(Recorded data)
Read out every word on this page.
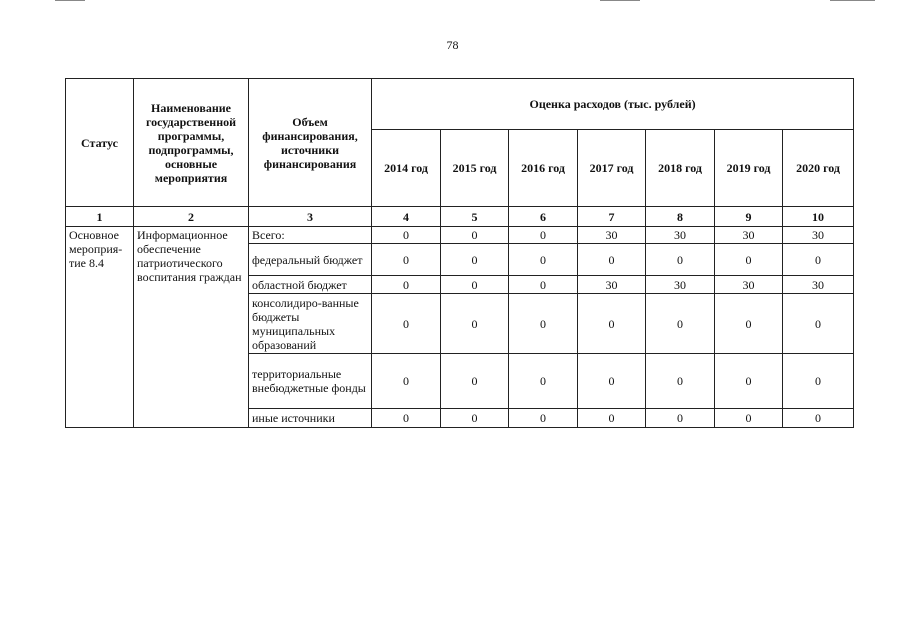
78
Статус	Наименование государственной программы, подпрограммы, основные мероприятия	Объем финансирования, источники финансирования	Оценка расходов (тыс. рублей)						
			2014 год	2015 год	2016 год	2017 год	2018 год	2019 год	2020 год
1	2	3	4	5	6	7	8	9	10
Основное мероприя-тие 8.4	Информационное обеспечение патриотического воспитания граждан	Всего:	0	0	0	30	30	30	30
		федеральный бюджет	0	0	0	0	0	0	0
		областной бюджет	0	0	0	30	30	30	30
		консолидиро-ванные бюджеты муниципальных образований	0	0	0	0	0	0	0
		территориальные внебюджетные фонды	0	0	0	0	0	0	0
		иные источники	0	0	0	0	0	0	0
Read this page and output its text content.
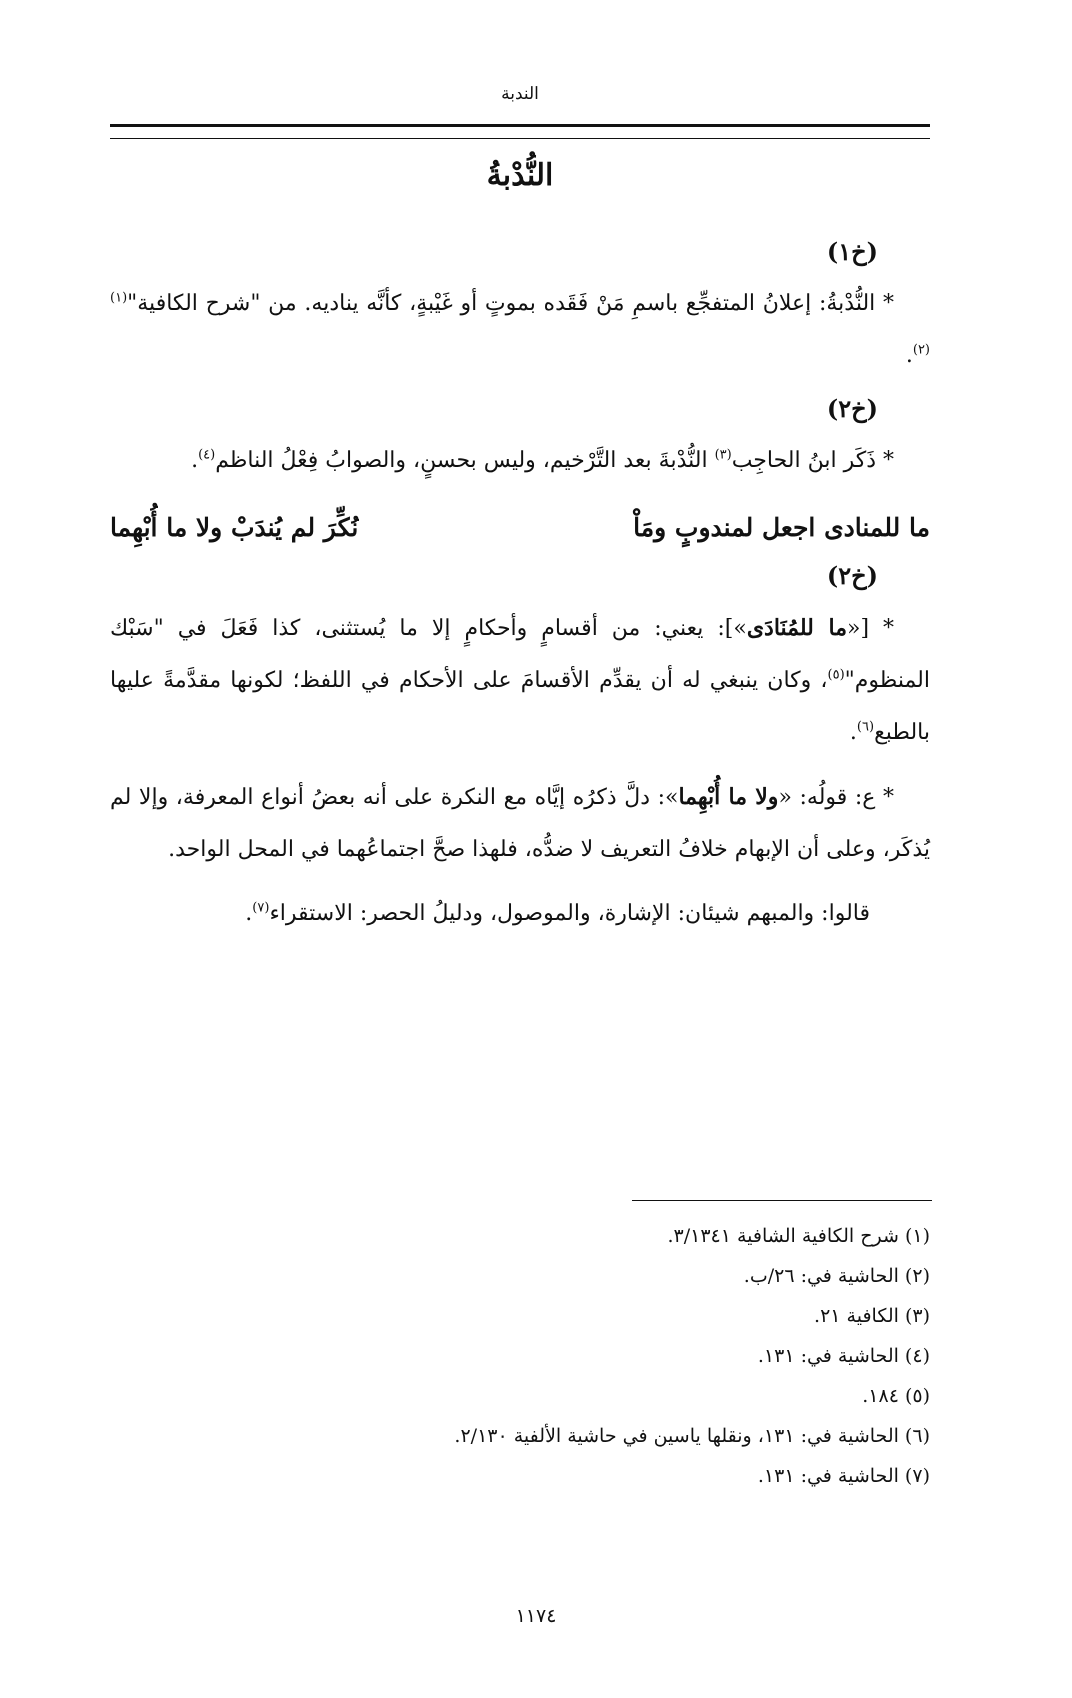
الندبة
النُّدْبةُ
(خ١)

* النُّدْبةُ: إعلانُ المتفجِّع باسمِ مَنْ فَقَده بموتٍ أو غَيْبةٍ، كأنَّه يناديه. من "شرح الكافية"$^{(١)(٢)}$.

(خ٢)

* ذَكَر ابنُ الحاجِب$^{(٣)}$ النُّدْبةَ بعد التَّرْخيم، وليس بحسنٍ، والصوابُ فِعْلُ الناظم$^{(٤)}$.

ما للمنادى اجعل لمندوبٍ ومَاْ
نُكِّرَ لم يُندَبْ ولا ما أُبْهِما
(خ٢)

* [«ما للمُنَادَى»]: يعني: من أقسامٍ وأحكامٍ إلا ما يُستثنى، كذا فَعَلَ في "سَبْك المنظوم"$^{(٥)}$، وكان ينبغي له أن يقدِّم الأقسامَ على الأحكام في اللفظ؛ لكونها مقدَّمةً عليها بالطبع$^{(٦)}$.

* ع: قولُه: «ولا ما أُبْهِما»: دلَّ ذكرُه إيَّاه مع النكرة على أنه بعضُ أنواع المعرفة، وإلا لم يُذكَر، وعلى أن الإبهام خلافُ التعريف لا ضدُّه، فلهذا صحَّ اجتماعُهما في المحل الواحد.

قالوا: والمبهم شيئان: الإشارة، والموصول، ودليلُ الحصر: الاستقراء$^{(٧)}$.

(١) شرح الكافية الشافية ٣/١٣٤١.
(٢) الحاشية في: ٢٦/ب.
(٣) الكافية ٢١.
(٤) الحاشية في: ١٣١.
(٥) ١٨٤.
(٦) الحاشية في: ١٣١، ونقلها ياسين في حاشية الألفية ٢/١٣٠.
(٧) الحاشية في: ١٣١.
١١٧٤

Task brief:
Your copy should repeat each entry above exactly but contain no pictures.

The response:
Read out every word on this page.
78
Статус	Наименование государственной программы, подпрограммы, основные мероприятия	Объем финансирования, источники финансирования	Оценка расходов (тыс. рублей)						
			2014 год	2015 год	2016 год	2017 год	2018 год	2019 год	2020 год
1	2	3	4	5	6	7	8	9	10
Основное мероприя-тие 8.4	Информационное обеспечение патриотического воспитания граждан	Всего:	0	0	0	30	30	30	30
		федеральный бюджет	0	0	0	0	0	0	0
		областной бюджет	0	0	0	30	30	30	30
		консолидиро-ванные бюджеты муниципальных образований	0	0	0	0	0	0	0
		территориальные внебюджетные фонды	0	0	0	0	0	0	0
		иные источники	0	0	0	0	0	0	0
Read this page and output its text content.
الندبة
النُّدْبةُ
(خ١)

* النُّدْبةُ: إعلانُ المتفجِّع باسمِ مَنْ فَقَده بموتٍ أو غَيْبةٍ، كأنَّه يناديه. من "شرح الكافية"$^{(١)(٢)}$.

(خ٢)

* ذَكَر ابنُ الحاجِب$^{(٣)}$ النُّدْبةَ بعد التَّرْخيم، وليس بحسنٍ، والصوابُ فِعْلُ الناظم$^{(٤)}$.

ما للمنادى اجعل لمندوبٍ ومَاْ
نُكِّرَ لم يُندَبْ ولا ما أُبْهِما
(خ٢)

* [«ما للمُنَادَى»]: يعني: من أقسامٍ وأحكامٍ إلا ما يُستثنى، كذا فَعَلَ في "سَبْك المنظوم"$^{(٥)}$، وكان ينبغي له أن يقدِّم الأقسامَ على الأحكام في اللفظ؛ لكونها مقدَّمةً عليها بالطبع$^{(٦)}$.

* ع: قولُه: «ولا ما أُبْهِما»: دلَّ ذكرُه إيَّاه مع النكرة على أنه بعضُ أنواع المعرفة، وإلا لم يُذكَر، وعلى أن الإبهام خلافُ التعريف لا ضدُّه، فلهذا صحَّ اجتماعُهما في المحل الواحد.

قالوا: والمبهم شيئان: الإشارة، والموصول، ودليلُ الحصر: الاستقراء$^{(٧)}$.

(١) شرح الكافية الشافية ٣/١٣٤١.
(٢) الحاشية في: ٢٦/ب.
(٣) الكافية ٢١.
(٤) الحاشية في: ١٣١.
(٥) ١٨٤.
(٦) الحاشية في: ١٣١، ونقلها ياسين في حاشية الألفية ٢/١٣٠.
(٧) الحاشية في: ١٣١.
١١٧٤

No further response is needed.